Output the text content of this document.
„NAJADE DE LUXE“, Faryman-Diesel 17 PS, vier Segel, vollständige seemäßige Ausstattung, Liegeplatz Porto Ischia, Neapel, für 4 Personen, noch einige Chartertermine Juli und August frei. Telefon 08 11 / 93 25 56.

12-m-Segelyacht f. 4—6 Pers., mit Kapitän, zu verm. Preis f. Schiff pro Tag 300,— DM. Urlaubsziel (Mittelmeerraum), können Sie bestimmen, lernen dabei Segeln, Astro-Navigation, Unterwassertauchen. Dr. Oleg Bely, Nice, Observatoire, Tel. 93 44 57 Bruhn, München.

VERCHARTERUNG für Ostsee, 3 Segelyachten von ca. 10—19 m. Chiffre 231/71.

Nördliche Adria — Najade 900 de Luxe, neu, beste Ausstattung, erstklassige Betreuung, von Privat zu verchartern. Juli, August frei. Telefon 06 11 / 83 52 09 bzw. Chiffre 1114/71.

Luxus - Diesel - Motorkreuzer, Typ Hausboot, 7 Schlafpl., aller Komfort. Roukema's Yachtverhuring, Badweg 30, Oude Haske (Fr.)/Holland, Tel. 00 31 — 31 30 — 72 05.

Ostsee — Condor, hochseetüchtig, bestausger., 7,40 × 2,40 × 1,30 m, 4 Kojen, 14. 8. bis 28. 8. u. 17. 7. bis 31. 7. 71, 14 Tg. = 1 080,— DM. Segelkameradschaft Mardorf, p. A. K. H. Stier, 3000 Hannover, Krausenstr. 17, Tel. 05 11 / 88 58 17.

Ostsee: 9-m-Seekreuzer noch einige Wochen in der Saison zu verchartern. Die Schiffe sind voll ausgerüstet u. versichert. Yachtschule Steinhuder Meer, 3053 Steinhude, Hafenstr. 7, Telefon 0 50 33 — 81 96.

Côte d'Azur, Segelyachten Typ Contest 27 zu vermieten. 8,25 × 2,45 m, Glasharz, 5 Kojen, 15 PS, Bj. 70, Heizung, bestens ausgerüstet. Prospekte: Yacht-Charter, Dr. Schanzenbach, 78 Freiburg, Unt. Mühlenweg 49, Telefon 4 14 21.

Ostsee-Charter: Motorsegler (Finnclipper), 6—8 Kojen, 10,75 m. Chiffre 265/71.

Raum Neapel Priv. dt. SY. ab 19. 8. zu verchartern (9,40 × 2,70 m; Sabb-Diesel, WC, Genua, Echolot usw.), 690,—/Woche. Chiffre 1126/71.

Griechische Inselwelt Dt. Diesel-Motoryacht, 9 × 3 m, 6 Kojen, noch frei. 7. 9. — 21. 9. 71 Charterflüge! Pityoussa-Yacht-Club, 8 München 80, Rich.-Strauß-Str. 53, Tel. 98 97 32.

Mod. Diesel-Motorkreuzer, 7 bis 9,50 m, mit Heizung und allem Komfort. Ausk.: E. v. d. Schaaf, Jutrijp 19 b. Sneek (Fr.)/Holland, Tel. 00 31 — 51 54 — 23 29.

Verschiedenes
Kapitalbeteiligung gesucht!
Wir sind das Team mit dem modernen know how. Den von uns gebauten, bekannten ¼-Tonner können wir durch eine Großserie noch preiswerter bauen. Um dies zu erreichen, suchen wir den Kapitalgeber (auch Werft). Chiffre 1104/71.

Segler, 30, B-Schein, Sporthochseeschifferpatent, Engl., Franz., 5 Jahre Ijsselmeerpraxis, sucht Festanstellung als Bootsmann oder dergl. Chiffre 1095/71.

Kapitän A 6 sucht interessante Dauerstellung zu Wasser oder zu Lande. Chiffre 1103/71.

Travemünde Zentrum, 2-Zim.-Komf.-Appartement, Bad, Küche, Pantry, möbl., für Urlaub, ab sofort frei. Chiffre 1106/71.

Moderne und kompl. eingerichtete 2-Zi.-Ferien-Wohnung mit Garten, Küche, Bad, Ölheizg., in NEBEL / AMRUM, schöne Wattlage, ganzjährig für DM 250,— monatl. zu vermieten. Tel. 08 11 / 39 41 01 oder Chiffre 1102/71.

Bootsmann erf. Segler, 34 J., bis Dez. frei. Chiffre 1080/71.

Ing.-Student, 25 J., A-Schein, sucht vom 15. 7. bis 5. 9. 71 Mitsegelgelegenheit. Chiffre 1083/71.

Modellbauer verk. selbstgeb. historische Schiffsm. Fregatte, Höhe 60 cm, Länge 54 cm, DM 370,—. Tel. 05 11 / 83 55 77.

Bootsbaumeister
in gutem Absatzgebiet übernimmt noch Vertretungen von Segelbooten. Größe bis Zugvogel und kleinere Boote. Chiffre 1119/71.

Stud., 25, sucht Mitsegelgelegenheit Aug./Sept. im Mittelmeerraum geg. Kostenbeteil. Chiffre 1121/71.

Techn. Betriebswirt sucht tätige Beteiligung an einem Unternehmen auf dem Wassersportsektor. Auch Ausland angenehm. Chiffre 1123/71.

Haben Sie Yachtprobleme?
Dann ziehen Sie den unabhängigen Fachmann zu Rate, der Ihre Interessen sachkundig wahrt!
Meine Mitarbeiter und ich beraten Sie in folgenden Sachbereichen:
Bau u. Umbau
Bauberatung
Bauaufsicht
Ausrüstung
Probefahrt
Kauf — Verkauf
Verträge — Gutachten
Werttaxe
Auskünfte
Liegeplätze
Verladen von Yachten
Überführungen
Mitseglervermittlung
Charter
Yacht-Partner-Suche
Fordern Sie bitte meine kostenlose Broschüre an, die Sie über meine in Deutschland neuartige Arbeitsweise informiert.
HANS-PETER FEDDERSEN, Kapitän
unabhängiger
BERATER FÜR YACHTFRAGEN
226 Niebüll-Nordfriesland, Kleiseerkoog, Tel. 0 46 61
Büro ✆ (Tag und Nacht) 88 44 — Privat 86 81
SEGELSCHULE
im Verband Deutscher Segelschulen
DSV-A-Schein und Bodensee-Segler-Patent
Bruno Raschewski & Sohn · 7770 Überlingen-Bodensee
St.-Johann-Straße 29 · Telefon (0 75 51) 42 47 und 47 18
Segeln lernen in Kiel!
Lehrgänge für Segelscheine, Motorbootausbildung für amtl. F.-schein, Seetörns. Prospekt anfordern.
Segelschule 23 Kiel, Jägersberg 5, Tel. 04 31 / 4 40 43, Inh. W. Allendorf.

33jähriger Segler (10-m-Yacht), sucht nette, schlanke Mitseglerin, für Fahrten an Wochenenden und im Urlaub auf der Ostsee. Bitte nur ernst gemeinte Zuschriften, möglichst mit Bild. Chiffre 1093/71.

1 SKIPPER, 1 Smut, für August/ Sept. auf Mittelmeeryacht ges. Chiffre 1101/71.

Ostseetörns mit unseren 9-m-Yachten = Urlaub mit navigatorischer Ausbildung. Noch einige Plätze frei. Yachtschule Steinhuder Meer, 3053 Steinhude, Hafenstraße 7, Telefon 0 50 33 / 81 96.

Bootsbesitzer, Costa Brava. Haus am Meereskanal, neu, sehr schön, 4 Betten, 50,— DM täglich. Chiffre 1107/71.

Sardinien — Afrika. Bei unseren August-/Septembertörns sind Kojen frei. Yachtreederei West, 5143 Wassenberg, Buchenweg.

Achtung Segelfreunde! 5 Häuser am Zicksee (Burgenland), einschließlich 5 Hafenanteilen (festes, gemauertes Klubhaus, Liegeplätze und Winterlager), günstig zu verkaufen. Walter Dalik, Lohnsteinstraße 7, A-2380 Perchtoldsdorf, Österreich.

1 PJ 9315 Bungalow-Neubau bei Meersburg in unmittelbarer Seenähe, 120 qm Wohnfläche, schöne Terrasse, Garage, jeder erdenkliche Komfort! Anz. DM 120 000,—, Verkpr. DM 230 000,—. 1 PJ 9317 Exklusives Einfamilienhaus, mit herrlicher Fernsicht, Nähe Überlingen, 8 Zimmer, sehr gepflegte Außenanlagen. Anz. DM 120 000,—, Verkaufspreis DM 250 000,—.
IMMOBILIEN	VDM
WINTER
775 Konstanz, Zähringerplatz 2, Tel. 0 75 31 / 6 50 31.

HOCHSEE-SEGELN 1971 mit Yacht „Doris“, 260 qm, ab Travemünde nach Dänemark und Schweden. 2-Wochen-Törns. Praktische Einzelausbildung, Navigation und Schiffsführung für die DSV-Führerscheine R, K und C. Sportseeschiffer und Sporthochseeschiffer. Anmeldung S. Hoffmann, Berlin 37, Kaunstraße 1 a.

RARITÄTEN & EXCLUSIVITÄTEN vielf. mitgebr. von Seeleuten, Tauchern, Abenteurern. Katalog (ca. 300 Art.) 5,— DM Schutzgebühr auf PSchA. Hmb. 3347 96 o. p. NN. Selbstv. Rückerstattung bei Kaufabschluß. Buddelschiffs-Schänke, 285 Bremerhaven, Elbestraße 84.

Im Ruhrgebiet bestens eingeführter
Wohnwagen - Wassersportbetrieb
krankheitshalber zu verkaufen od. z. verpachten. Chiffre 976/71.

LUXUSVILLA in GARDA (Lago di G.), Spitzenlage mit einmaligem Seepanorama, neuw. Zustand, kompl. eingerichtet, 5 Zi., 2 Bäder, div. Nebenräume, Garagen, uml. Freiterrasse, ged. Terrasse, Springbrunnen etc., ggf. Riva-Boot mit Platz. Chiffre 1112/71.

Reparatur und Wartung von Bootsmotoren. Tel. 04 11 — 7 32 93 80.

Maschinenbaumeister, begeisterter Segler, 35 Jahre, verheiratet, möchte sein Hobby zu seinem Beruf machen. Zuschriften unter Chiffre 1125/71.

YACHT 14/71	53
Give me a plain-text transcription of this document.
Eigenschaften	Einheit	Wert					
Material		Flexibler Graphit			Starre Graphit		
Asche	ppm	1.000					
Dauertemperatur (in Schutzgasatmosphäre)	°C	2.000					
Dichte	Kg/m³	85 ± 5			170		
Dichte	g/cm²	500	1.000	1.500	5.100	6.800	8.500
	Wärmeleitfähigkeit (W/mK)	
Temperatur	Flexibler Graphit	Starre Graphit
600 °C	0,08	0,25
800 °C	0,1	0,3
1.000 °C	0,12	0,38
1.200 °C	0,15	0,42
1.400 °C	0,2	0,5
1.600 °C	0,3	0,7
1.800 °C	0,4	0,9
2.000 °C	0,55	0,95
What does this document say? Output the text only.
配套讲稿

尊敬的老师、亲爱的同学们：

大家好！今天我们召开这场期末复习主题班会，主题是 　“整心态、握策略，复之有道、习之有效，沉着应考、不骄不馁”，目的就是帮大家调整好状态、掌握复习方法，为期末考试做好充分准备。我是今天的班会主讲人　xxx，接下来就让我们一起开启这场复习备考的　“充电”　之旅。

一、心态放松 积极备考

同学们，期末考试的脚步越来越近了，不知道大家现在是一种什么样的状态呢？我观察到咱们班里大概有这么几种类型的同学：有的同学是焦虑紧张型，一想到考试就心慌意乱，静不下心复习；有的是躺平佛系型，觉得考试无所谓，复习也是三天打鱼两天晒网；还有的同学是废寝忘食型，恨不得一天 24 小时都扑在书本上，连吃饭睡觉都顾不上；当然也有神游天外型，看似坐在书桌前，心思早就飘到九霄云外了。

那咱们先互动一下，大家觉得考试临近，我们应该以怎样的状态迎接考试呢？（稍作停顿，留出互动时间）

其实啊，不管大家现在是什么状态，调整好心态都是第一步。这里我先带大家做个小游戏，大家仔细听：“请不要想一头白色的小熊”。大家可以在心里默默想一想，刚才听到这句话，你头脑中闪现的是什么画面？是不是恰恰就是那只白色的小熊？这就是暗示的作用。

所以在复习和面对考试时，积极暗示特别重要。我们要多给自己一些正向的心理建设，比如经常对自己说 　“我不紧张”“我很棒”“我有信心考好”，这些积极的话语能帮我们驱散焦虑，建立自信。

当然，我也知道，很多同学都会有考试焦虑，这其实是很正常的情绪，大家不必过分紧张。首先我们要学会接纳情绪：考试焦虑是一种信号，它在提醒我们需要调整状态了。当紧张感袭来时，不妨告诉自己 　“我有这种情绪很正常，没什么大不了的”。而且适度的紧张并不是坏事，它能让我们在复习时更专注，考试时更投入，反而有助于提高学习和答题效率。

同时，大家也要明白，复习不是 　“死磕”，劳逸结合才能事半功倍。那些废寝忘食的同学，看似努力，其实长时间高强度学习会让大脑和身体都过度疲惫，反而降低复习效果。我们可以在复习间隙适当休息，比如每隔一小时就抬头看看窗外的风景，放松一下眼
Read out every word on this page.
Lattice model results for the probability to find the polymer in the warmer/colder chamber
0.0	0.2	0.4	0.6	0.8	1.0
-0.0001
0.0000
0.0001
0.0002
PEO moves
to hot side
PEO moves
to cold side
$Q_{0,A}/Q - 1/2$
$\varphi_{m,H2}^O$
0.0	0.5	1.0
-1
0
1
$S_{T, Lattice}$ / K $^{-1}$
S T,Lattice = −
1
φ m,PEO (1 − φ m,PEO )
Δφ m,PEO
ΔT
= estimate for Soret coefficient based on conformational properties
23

-----

Exercise objective >> Which lines hold the string "bestens"? List them all.

Answer to this exercise >>
Côte d'Azur, Segelyachten Typ Contest 27 zu vermieten. 8,25 × 2,45 m, Glasharz, 5 Kojen, 15 PS, Bj. 70, Heizung, bestens ausgerüstet. Prospekte: Yacht-Charter, Dr. Schanzenbach, 78 Freiburg, Unt. Mühlenweg 49, Telefon 4 14 21.
Im Ruhrgebiet bestens eingeführter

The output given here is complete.